▶ **WHAT IS BEING ASKED**
All entries below are to be set down again, identical to the source.

▬▬▬▬▬▬

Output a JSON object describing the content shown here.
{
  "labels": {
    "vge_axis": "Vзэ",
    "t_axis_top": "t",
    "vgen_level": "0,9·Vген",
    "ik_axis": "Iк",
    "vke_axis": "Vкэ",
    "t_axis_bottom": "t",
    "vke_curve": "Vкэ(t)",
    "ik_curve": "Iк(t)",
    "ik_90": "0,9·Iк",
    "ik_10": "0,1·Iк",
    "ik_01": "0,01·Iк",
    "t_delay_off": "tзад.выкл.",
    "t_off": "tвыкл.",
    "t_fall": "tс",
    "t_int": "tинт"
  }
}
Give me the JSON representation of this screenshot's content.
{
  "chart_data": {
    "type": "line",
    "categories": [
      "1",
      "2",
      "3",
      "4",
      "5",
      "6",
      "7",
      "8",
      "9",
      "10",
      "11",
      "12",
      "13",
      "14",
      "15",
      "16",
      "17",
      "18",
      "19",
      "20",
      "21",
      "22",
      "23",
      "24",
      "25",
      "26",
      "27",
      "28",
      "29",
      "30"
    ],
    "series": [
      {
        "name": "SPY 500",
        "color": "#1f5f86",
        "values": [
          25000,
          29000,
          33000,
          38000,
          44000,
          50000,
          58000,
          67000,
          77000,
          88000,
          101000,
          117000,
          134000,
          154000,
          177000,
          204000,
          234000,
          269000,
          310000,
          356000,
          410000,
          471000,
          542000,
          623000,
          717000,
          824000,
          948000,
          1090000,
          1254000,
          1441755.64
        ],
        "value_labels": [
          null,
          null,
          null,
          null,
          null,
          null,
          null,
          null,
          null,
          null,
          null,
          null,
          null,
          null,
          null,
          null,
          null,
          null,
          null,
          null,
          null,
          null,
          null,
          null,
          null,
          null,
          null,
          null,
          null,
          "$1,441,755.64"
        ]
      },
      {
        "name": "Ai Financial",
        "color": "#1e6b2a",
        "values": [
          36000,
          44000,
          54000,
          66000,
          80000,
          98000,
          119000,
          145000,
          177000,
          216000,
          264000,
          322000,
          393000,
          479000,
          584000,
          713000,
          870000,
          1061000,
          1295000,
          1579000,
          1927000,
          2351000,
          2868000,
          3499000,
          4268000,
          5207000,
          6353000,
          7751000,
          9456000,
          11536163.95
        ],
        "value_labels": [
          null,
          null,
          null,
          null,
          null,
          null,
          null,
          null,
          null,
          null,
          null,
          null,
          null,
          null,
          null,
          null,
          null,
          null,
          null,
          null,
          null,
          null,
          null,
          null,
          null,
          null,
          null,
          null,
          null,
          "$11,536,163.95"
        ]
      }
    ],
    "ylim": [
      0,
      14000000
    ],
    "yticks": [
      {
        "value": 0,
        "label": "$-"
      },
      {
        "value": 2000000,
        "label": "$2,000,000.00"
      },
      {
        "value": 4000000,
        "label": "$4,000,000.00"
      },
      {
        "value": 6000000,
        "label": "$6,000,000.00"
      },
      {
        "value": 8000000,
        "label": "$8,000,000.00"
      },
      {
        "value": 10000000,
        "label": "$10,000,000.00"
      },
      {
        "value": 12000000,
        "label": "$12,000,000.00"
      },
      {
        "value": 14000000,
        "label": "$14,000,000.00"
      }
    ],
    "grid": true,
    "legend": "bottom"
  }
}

▬▬▬▬▬▬

▶ **COMPLETED EXERCISE**
Output a JSON object describing the content shown here.
{
  "labels": {
    "vge_axis": "Vзэ",
    "t_axis_top": "t",
    "vgen_level": "0,9·Vген",
    "ik_axis": "Iк",
    "vke_axis": "Vкэ",
    "t_axis_bottom": "t",
    "vke_curve": "Vкэ(t)",
    "ik_curve": "Iк(t)",
    "ik_90": "0,9·Iк",
    "ik_10": "0,1·Iк",
    "ik_01": "0,01·Iк",
    "t_delay_off": "tзад.выкл.",
    "t_off": "tвыкл.",
    "t_fall": "tс",
    "t_int": "tинт"
  }
}
Give me the JSON representation of this screenshot's content.
{
  "chart_data": {
    "type": "line",
    "categories": [
      "1",
      "2",
      "3",
      "4",
      "5",
      "6",
      "7",
      "8",
      "9",
      "10",
      "11",
      "12",
      "13",
      "14",
      "15",
      "16",
      "17",
      "18",
      "19",
      "20",
      "21",
      "22",
      "23",
      "24",
      "25",
      "26",
      "27",
      "28",
      "29",
      "30"
    ],
    "series": [
      {
        "name": "SPY 500",
        "color": "#1f5f86",
        "values": [
          25000,
          29000,
          33000,
          38000,
          44000,
          50000,
          58000,
          67000,
          77000,
          88000,
          101000,
          117000,
          134000,
          154000,
          177000,
          204000,
          234000,
          269000,
          310000,
          356000,
          410000,
          471000,
          542000,
          623000,
          717000,
          824000,
          948000,
          1090000,
          1254000,
          1441755.64
        ],
        "value_labels": [
          null,
          null,
          null,
          null,
          null,
          null,
          null,
          null,
          null,
          null,
          null,
          null,
          null,
          null,
          null,
          null,
          null,
          null,
          null,
          null,
          null,
          null,
          null,
          null,
          null,
          null,
          null,
          null,
          null,
          "$1,441,755.64"
        ]
      },
      {
        "name": "Ai Financial",
        "color": "#1e6b2a",
        "values": [
          36000,
          44000,
          54000,
          66000,
          80000,
          98000,
          119000,
          145000,
          177000,
          216000,
          264000,
          322000,
          393000,
          479000,
          584000,
          713000,
          870000,
          1061000,
          1295000,
          1579000,
          1927000,
          2351000,
          2868000,
          3499000,
          4268000,
          5207000,
          6353000,
          7751000,
          9456000,
          11536163.95
        ],
        "value_labels": [
          null,
          null,
          null,
          null,
          null,
          null,
          null,
          null,
          null,
          null,
          null,
          null,
          null,
          null,
          null,
          null,
          null,
          null,
          null,
          null,
          null,
          null,
          null,
          null,
          null,
          null,
          null,
          null,
          null,
          "$11,536,163.95"
        ]
      }
    ],
    "ylim": [
      0,
      14000000
    ],
    "yticks": [
      {
        "value": 0,
        "label": "$-"
      },
      {
        "value": 2000000,
        "label": "$2,000,000.00"
      },
      {
        "value": 4000000,
        "label": "$4,000,000.00"
      },
      {
        "value": 6000000,
        "label": "$6,000,000.00"
      },
      {
        "value": 8000000,
        "label": "$8,000,000.00"
      },
      {
        "value": 10000000,
        "label": "$10,000,000.00"
      },
      {
        "value": 12000000,
        "label": "$12,000,000.00"
      },
      {
        "value": 14000000,
        "label": "$14,000,000.00"
      }
    ],
    "grid": true,
    "legend": "bottom"
  }
}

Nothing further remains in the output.